___ Information shown ___

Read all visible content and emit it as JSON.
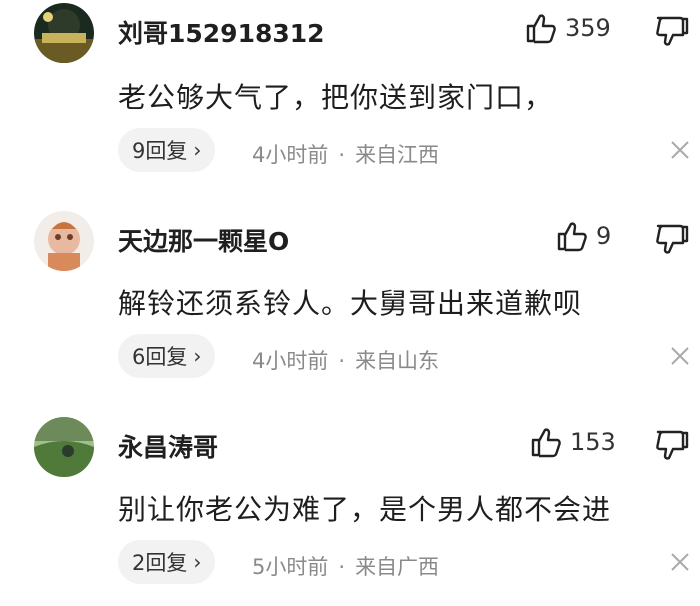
{
  "comments": [
    {
      "username": "刘哥152918312",
      "likes": "359",
      "content": "老公够大气了，把你送到家门口，",
      "replies": "9回复",
      "time": "4小时前",
      "separator": "·",
      "location": "来自江西"
    },
    {
      "username": "天边那一颗星O",
      "likes": "9",
      "content": "解铃还须系铃人。大舅哥出来道歉呗",
      "replies": "6回复",
      "time": "4小时前",
      "separator": "·",
      "location": "来自山东"
    },
    {
      "username": "永昌涛哥",
      "likes": "153",
      "content": "别让你老公为难了，是个男人都不会进",
      "replies": "2回复",
      "time": "5小时前",
      "separator": "·",
      "location": "来自广西"
    }
  ],
  "icons": {
    "reply_chevron": "›",
    "like": "thumbs-up-icon",
    "dislike": "thumbs-down-icon",
    "close": "close-icon"
  }
}
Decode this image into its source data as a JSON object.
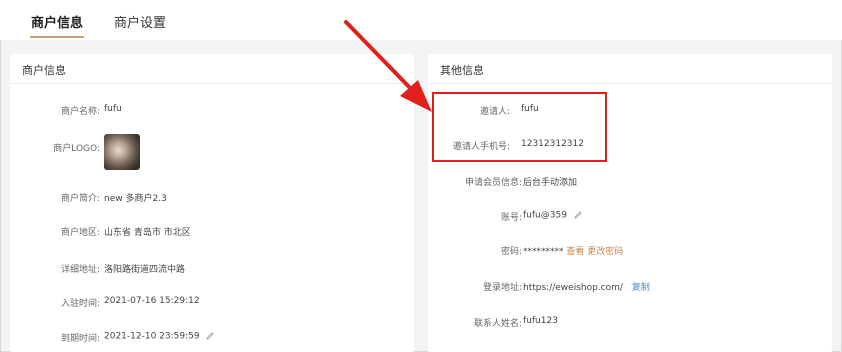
{
  "tabs": [
    {
      "label": "商户信息"
    },
    {
      "label": "商户设置"
    }
  ],
  "left_panel": {
    "title": "商户信息",
    "fields": {
      "name": {
        "label": "商户名称:",
        "value": "fufu"
      },
      "logo": {
        "label": "商户LOGO:"
      },
      "intro": {
        "label": "商户简介:",
        "value": "new 多商户2.3"
      },
      "region": {
        "label": "商户地区:",
        "value": "山东省 青岛市 市北区"
      },
      "address": {
        "label": "详细地址:",
        "value": "洛阳路街道四流中路"
      },
      "join_time": {
        "label": "入驻时间:",
        "value": "2021-07-16 15:29:12"
      },
      "expire_time": {
        "label": "到期时间:",
        "value": "2021-12-10 23:59:59"
      }
    }
  },
  "right_panel": {
    "title": "其他信息",
    "fields": {
      "inviter": {
        "label": "邀请人:",
        "value": "fufu"
      },
      "inviter_phone": {
        "label": "邀请人手机号:",
        "value": "12312312312"
      },
      "member_info": {
        "label": "申请会员信息:",
        "value": "后台手动添加"
      },
      "account": {
        "label": "账号:",
        "value": "fufu@359"
      },
      "password": {
        "label": "密码:",
        "value": "*********",
        "view_link": "查看",
        "change_link": "更改密码"
      },
      "login_url": {
        "label": "登录地址:",
        "value": "https://eweishop.com/",
        "copy_link": "复制"
      },
      "contact_name": {
        "label": "联系人姓名:",
        "value": "fufu123"
      }
    }
  },
  "colors": {
    "accent": "#c8a26a",
    "link_orange": "#c8894a",
    "link_blue": "#4a89c8",
    "highlight_red": "#e0201c"
  }
}
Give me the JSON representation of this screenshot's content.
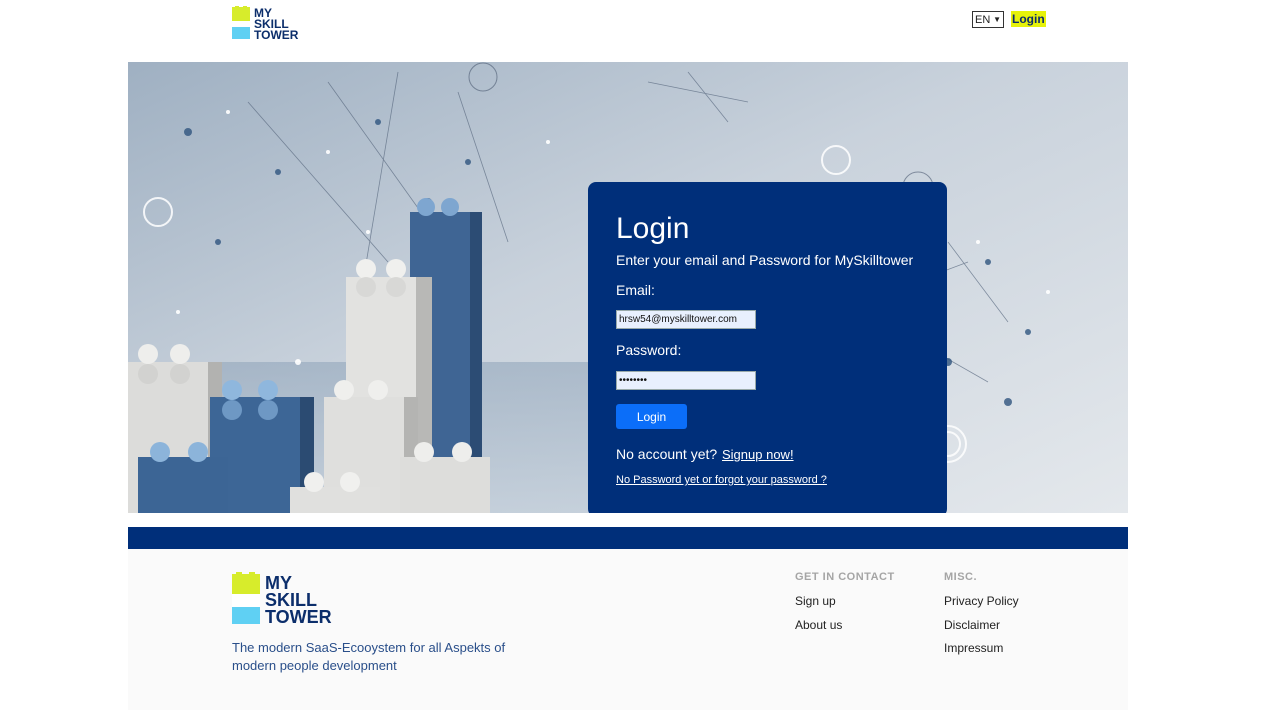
{
  "header": {
    "logo": {
      "lines": [
        "MY",
        "SKILL",
        "TOWER"
      ],
      "colors": {
        "green": "#d7ec2b",
        "blue": "#5fd0f3",
        "navy": "#0c2e6b"
      }
    },
    "language": {
      "selected": "EN"
    },
    "login_label": "Login"
  },
  "login": {
    "title": "Login",
    "subtitle": "Enter your email and Password for MySkilltower",
    "email_label": "Email:",
    "email_value": "hrsw54@myskilltower.com",
    "password_label": "Password:",
    "password_value": "password",
    "submit_label": "Login",
    "no_account_text": "No account yet?",
    "signup_label": "Signup now!",
    "forgot_label": "No Password yet or forgot your password ?"
  },
  "footer": {
    "tagline": "The modern SaaS-Ecooystem for all Aspekts of modern people development",
    "contact": {
      "heading": "GET IN CONTACT",
      "links": [
        "Sign up",
        "About us"
      ]
    },
    "misc": {
      "heading": "MISC.",
      "links": [
        "Privacy Policy",
        "Disclaimer",
        "Impressum"
      ]
    }
  },
  "colors": {
    "navy": "#002f7a",
    "button_blue": "#0b6ef9",
    "highlight": "#e6f20a",
    "tagline": "#2a4f8a"
  }
}
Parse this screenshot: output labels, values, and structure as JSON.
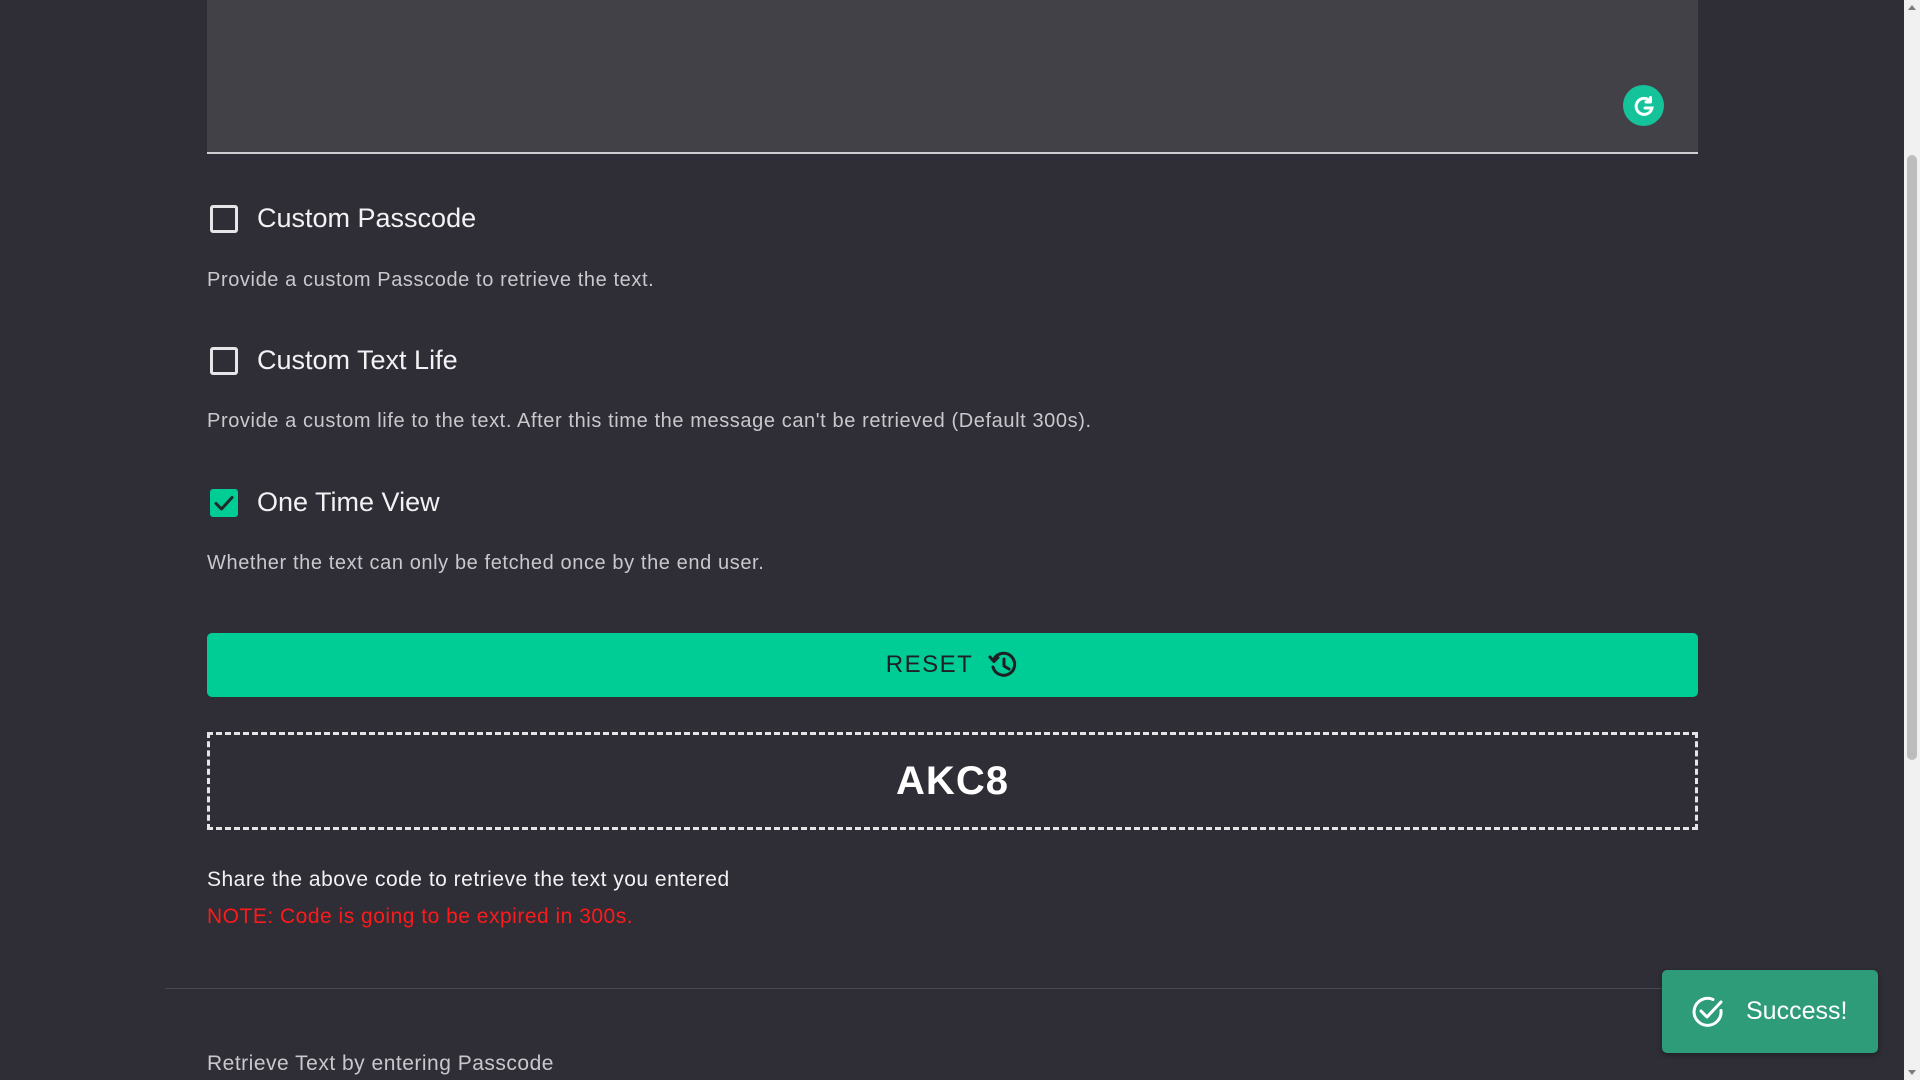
{
  "colors": {
    "accent": "#00cc96",
    "background": "#2f2d35",
    "note": "#ff1a1a",
    "toast": "#2e9c79"
  },
  "editor": {
    "value": "",
    "badge_icon": "grammarly-icon"
  },
  "options": [
    {
      "label": "Custom Passcode",
      "checked": false,
      "description": "Provide a custom Passcode to retrieve the text."
    },
    {
      "label": "Custom Text Life",
      "checked": false,
      "description": "Provide a custom life to the text. After this time the message can't be retrieved (Default 300s)."
    },
    {
      "label": "One Time View",
      "checked": true,
      "description": "Whether the text can only be fetched once by the end user."
    }
  ],
  "reset_button": {
    "label": "RESET",
    "icon": "history-icon"
  },
  "result": {
    "code": "AKC8",
    "share_text": "Share the above code to retrieve the text you entered",
    "note": "NOTE: Code is going to be expired in 300s."
  },
  "retrieve": {
    "title": "Retrieve Text by entering Passcode"
  },
  "toast": {
    "message": "Success!",
    "icon": "check-circle-icon"
  }
}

___

# Required task
Your copy of the data should match it exactly, except that pictures are left out.

# Exercise result
Read all visible content and emit it as JSON.
{
  "comments": [
    {
      "username": "刘哥152918312",
      "likes": "359",
      "content": "老公够大气了，把你送到家门口，",
      "replies": "9回复",
      "time": "4小时前",
      "separator": "·",
      "location": "来自江西"
    },
    {
      "username": "天边那一颗星O",
      "likes": "9",
      "content": "解铃还须系铃人。大舅哥出来道歉呗",
      "replies": "6回复",
      "time": "4小时前",
      "separator": "·",
      "location": "来自山东"
    },
    {
      "username": "永昌涛哥",
      "likes": "153",
      "content": "别让你老公为难了，是个男人都不会进",
      "replies": "2回复",
      "time": "5小时前",
      "separator": "·",
      "location": "来自广西"
    }
  ],
  "icons": {
    "reply_chevron": "›",
    "like": "thumbs-up-icon",
    "dislike": "thumbs-down-icon",
    "close": "close-icon"
  }
}
Decode this image into its source data as a JSON object.
{
  "tabs": [
    {
      "label": "商户信息"
    },
    {
      "label": "商户设置"
    }
  ],
  "left_panel": {
    "title": "商户信息",
    "fields": {
      "name": {
        "label": "商户名称:",
        "value": "fufu"
      },
      "logo": {
        "label": "商户LOGO:"
      },
      "intro": {
        "label": "商户简介:",
        "value": "new 多商户2.3"
      },
      "region": {
        "label": "商户地区:",
        "value": "山东省 青岛市 市北区"
      },
      "address": {
        "label": "详细地址:",
        "value": "洛阳路街道四流中路"
      },
      "join_time": {
        "label": "入驻时间:",
        "value": "2021-07-16 15:29:12"
      },
      "expire_time": {
        "label": "到期时间:",
        "value": "2021-12-10 23:59:59"
      }
    }
  },
  "right_panel": {
    "title": "其他信息",
    "fields": {
      "inviter": {
        "label": "邀请人:",
        "value": "fufu"
      },
      "inviter_phone": {
        "label": "邀请人手机号:",
        "value": "12312312312"
      },
      "member_info": {
        "label": "申请会员信息:",
        "value": "后台手动添加"
      },
      "account": {
        "label": "账号:",
        "value": "fufu@359"
      },
      "password": {
        "label": "密码:",
        "value": "*********",
        "view_link": "查看",
        "change_link": "更改密码"
      },
      "login_url": {
        "label": "登录地址:",
        "value": "https://eweishop.com/",
        "copy_link": "复制"
      },
      "contact_name": {
        "label": "联系人姓名:",
        "value": "fufu123"
      }
    }
  },
  "colors": {
    "accent": "#c8a26a",
    "link_orange": "#c8894a",
    "link_blue": "#4a89c8",
    "highlight_red": "#e0201c"
  }
}
Give me the JSON representation of this screenshot's content.
{
  "header": {
    "logo": {
      "lines": [
        "MY",
        "SKILL",
        "TOWER"
      ],
      "colors": {
        "green": "#d7ec2b",
        "blue": "#5fd0f3",
        "navy": "#0c2e6b"
      }
    },
    "language": {
      "selected": "EN"
    },
    "login_label": "Login"
  },
  "login": {
    "title": "Login",
    "subtitle": "Enter your email and Password for MySkilltower",
    "email_label": "Email:",
    "email_value": "hrsw54@myskilltower.com",
    "password_label": "Password:",
    "password_value": "password",
    "submit_label": "Login",
    "no_account_text": "No account yet?",
    "signup_label": "Signup now!",
    "forgot_label": "No Password yet or forgot your password ?"
  },
  "footer": {
    "tagline": "The modern SaaS-Ecooystem for all Aspekts of modern people development",
    "contact": {
      "heading": "GET IN CONTACT",
      "links": [
        "Sign up",
        "About us"
      ]
    },
    "misc": {
      "heading": "MISC.",
      "links": [
        "Privacy Policy",
        "Disclaimer",
        "Impressum"
      ]
    }
  },
  "colors": {
    "navy": "#002f7a",
    "button_blue": "#0b6ef9",
    "highlight": "#e6f20a",
    "tagline": "#2a4f8a"
  }
}
Parse this screenshot: output labels, values, and structure as JSON.
{
  "colors": {
    "accent": "#00cc96",
    "background": "#2f2d35",
    "note": "#ff1a1a",
    "toast": "#2e9c79"
  },
  "editor": {
    "value": "",
    "badge_icon": "grammarly-icon"
  },
  "options": [
    {
      "label": "Custom Passcode",
      "checked": false,
      "description": "Provide a custom Passcode to retrieve the text."
    },
    {
      "label": "Custom Text Life",
      "checked": false,
      "description": "Provide a custom life to the text. After this time the message can't be retrieved (Default 300s)."
    },
    {
      "label": "One Time View",
      "checked": true,
      "description": "Whether the text can only be fetched once by the end user."
    }
  ],
  "reset_button": {
    "label": "RESET",
    "icon": "history-icon"
  },
  "result": {
    "code": "AKC8",
    "share_text": "Share the above code to retrieve the text you entered",
    "note": "NOTE: Code is going to be expired in 300s."
  },
  "retrieve": {
    "title": "Retrieve Text by entering Passcode"
  },
  "toast": {
    "message": "Success!",
    "icon": "check-circle-icon"
  }
}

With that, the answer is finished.